Say how many lines include "node", with no words around the number.

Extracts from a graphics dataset
— begin —

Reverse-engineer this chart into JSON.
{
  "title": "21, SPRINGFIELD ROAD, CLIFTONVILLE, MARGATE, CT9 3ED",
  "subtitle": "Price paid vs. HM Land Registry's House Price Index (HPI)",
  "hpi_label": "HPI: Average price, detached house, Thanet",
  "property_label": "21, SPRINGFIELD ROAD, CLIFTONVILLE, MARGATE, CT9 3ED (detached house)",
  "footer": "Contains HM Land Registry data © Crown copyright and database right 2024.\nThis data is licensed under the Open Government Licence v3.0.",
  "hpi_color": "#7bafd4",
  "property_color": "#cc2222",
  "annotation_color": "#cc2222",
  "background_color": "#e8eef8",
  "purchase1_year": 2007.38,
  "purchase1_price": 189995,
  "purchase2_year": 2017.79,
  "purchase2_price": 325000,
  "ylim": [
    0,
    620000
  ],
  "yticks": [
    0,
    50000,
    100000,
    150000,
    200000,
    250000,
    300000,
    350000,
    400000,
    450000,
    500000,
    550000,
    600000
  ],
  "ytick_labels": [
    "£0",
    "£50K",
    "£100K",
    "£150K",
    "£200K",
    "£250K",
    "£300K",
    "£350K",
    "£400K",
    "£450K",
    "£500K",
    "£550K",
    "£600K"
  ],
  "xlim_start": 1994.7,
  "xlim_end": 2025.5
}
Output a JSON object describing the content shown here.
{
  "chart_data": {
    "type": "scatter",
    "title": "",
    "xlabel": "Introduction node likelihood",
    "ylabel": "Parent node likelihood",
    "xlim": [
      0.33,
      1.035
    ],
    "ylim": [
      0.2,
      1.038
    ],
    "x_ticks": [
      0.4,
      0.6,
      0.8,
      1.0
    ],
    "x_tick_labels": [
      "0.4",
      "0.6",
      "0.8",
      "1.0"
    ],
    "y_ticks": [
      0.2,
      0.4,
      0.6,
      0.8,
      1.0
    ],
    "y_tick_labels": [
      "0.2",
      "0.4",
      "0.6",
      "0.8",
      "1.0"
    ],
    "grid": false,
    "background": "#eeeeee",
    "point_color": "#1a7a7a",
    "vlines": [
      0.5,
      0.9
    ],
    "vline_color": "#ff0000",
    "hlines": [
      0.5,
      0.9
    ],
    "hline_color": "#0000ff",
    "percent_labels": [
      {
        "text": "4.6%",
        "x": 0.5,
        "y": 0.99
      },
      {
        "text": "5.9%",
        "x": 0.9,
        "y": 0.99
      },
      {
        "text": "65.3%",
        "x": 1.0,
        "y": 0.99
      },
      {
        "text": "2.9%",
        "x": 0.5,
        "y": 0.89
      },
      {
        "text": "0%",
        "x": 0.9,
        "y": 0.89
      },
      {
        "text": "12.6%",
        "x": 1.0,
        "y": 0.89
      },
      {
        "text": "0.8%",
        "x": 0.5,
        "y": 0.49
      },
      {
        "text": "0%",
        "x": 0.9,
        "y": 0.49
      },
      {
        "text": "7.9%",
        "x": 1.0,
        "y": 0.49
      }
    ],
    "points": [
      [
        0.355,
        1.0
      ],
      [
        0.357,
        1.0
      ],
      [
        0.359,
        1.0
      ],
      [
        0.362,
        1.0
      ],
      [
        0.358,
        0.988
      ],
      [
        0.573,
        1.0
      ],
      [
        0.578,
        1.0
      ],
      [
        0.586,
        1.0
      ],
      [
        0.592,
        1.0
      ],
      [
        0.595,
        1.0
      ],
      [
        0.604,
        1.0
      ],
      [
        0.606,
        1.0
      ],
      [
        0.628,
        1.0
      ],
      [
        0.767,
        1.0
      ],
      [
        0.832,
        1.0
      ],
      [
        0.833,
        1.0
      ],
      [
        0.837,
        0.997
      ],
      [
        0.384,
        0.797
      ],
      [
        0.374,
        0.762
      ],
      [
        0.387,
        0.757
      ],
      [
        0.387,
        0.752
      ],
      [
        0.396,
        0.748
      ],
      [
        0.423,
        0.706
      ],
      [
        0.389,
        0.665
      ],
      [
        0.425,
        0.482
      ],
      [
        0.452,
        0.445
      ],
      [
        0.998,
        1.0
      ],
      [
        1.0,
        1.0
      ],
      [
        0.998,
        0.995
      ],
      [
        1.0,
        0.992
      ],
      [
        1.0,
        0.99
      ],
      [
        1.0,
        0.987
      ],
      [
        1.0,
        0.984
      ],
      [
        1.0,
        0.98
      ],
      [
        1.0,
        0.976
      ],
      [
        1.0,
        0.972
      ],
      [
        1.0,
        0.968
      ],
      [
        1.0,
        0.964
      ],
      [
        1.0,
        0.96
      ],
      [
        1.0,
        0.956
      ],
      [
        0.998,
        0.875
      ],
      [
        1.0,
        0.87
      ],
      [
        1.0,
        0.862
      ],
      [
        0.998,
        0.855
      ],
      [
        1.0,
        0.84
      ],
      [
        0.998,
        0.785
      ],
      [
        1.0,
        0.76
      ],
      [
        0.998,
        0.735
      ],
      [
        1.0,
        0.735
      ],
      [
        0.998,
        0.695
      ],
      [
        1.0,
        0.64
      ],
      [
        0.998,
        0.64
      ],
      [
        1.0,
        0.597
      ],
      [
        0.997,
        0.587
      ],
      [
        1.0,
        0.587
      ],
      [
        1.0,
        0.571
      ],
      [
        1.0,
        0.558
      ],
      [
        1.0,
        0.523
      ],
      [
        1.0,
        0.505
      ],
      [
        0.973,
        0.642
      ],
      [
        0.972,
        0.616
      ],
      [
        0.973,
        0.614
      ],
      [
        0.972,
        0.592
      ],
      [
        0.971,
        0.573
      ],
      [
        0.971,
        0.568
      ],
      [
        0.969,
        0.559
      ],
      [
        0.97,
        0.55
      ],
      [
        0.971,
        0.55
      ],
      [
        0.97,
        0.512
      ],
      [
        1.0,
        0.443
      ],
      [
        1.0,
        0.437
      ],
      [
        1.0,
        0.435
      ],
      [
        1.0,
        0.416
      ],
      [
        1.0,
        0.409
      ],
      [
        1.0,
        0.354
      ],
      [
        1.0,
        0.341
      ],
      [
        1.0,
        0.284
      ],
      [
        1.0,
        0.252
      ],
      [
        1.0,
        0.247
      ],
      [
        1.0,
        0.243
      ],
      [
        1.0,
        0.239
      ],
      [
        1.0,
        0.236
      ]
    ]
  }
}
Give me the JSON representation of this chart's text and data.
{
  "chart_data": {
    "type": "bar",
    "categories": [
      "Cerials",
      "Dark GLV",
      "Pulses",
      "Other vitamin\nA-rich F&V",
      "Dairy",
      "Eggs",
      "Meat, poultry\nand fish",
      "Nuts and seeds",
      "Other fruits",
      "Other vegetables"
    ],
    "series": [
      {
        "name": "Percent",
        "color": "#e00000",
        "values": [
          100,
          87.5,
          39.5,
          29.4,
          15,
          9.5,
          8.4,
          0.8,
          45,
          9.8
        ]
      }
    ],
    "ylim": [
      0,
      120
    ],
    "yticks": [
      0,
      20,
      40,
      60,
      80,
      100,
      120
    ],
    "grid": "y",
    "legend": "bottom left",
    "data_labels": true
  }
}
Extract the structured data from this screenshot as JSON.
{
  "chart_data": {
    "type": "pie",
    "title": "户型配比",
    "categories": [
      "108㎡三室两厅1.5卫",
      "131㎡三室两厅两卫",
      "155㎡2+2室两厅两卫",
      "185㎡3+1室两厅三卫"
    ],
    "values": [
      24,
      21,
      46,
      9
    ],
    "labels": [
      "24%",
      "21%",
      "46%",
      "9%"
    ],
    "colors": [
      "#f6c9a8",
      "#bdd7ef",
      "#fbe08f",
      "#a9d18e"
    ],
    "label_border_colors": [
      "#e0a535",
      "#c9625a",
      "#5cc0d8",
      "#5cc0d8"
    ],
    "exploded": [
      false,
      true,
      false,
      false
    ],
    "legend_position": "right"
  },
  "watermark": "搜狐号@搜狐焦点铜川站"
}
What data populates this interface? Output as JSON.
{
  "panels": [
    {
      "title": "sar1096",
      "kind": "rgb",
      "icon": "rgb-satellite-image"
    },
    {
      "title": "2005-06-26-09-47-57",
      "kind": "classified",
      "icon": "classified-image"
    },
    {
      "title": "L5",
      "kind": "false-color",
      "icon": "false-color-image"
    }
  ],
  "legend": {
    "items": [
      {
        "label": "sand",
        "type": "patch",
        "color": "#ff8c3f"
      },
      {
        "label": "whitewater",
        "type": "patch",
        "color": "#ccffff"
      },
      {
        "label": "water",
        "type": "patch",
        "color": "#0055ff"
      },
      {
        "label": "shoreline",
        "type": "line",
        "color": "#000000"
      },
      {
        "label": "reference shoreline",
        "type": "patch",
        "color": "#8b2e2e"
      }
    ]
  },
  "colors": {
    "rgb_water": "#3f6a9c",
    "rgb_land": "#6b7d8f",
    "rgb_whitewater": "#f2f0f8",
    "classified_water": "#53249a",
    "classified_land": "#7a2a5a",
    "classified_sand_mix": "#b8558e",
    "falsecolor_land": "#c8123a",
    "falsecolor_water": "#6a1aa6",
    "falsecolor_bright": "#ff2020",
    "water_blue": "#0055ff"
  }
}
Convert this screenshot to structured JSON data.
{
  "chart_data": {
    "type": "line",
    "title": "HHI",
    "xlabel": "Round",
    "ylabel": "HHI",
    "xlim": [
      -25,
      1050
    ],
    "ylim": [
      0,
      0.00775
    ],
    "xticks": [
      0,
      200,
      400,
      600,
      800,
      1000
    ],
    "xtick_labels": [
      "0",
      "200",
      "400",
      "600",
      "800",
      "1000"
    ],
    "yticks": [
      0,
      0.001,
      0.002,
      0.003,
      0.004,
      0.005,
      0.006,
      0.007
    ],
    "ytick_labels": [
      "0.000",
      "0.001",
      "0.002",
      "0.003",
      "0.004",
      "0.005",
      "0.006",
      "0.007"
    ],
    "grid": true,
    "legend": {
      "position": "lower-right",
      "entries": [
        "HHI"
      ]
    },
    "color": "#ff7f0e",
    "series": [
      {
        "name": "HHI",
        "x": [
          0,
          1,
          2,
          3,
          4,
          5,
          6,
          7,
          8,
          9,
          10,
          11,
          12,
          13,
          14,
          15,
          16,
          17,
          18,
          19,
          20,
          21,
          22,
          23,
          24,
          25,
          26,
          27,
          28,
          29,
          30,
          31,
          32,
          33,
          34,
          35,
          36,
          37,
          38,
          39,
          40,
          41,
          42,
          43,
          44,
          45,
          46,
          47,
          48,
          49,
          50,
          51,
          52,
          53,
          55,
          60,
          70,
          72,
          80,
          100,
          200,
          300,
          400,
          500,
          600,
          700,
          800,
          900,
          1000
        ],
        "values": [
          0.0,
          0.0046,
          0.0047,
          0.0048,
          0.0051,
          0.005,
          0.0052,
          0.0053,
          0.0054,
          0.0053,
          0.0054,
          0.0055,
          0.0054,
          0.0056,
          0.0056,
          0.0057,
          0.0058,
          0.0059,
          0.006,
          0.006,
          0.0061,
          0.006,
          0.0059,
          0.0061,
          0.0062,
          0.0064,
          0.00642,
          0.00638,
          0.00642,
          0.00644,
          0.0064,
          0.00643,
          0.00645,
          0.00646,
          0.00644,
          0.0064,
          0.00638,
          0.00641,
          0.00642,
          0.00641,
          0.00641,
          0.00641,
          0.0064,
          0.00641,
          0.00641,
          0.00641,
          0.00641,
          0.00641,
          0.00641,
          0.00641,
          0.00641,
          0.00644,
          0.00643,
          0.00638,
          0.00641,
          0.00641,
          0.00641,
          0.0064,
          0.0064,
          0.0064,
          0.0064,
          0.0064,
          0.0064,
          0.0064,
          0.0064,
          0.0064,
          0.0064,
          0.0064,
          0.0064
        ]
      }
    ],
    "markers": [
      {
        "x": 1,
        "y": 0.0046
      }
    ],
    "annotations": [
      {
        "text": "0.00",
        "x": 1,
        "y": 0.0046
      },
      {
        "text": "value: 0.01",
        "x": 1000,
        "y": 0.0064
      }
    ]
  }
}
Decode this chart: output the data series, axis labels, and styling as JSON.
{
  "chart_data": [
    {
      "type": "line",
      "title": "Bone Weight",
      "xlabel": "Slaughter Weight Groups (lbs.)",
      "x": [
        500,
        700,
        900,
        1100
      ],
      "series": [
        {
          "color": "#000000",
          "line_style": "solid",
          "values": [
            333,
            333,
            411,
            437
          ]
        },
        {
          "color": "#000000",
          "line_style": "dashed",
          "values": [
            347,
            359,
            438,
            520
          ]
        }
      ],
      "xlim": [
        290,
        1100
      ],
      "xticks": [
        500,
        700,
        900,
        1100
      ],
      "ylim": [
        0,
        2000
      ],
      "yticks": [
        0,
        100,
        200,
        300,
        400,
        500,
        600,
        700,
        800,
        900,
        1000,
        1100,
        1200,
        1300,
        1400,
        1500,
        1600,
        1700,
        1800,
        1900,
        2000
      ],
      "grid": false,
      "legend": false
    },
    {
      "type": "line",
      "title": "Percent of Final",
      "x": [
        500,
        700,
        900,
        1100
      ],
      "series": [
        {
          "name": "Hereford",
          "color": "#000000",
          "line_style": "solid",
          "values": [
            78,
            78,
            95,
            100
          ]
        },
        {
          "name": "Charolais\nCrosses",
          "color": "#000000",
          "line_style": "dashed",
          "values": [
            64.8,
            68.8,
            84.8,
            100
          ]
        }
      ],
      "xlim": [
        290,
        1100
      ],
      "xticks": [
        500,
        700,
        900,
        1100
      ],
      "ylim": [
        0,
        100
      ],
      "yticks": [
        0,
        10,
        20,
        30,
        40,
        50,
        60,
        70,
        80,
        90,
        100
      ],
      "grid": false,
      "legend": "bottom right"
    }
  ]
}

— end —

- _ANSWER TO THIS EXERCISE_: 2